-- Start --
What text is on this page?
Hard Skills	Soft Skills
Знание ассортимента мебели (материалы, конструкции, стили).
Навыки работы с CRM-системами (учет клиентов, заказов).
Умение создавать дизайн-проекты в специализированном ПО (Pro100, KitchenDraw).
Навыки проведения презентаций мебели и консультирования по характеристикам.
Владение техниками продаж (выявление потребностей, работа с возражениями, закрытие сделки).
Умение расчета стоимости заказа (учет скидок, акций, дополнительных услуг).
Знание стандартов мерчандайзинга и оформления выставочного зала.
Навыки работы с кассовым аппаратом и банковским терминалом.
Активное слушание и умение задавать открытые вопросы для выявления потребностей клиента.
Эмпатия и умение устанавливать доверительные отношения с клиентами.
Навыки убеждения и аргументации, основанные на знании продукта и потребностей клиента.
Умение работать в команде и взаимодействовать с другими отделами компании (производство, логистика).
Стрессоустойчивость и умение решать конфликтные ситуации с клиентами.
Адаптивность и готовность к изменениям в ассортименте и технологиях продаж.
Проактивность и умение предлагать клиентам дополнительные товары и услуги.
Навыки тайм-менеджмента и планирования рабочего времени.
-- End --
--- Given instruction ---
Make a verbatim copy of every entry shown above.

--- Output of the exercise ---
What text is on this page?
Hard Skills	Soft Skills
Знание ассортимента мебели (материалы, конструкции, стили).
Навыки работы с CRM-системами (учет клиентов, заказов).
Умение создавать дизайн-проекты в специализированном ПО (Pro100, KitchenDraw).
Навыки проведения презентаций мебели и консультирования по характеристикам.
Владение техниками продаж (выявление потребностей, работа с возражениями, закрытие сделки).
Умение расчета стоимости заказа (учет скидок, акций, дополнительных услуг).
Знание стандартов мерчандайзинга и оформления выставочного зала.
Навыки работы с кассовым аппаратом и банковским терминалом.
Активное слушание и умение задавать открытые вопросы для выявления потребностей клиента.
Эмпатия и умение устанавливать доверительные отношения с клиентами.
Навыки убеждения и аргументации, основанные на знании продукта и потребностей клиента.
Умение работать в команде и взаимодействовать с другими отделами компании (производство, логистика).
Стрессоустойчивость и умение решать конфликтные ситуации с клиентами.
Адаптивность и готовность к изменениям в ассортименте и технологиях продаж.
Проактивность и умение предлагать клиентам дополнительные товары и услуги.
Навыки тайм-менеджмента и планирования рабочего времени.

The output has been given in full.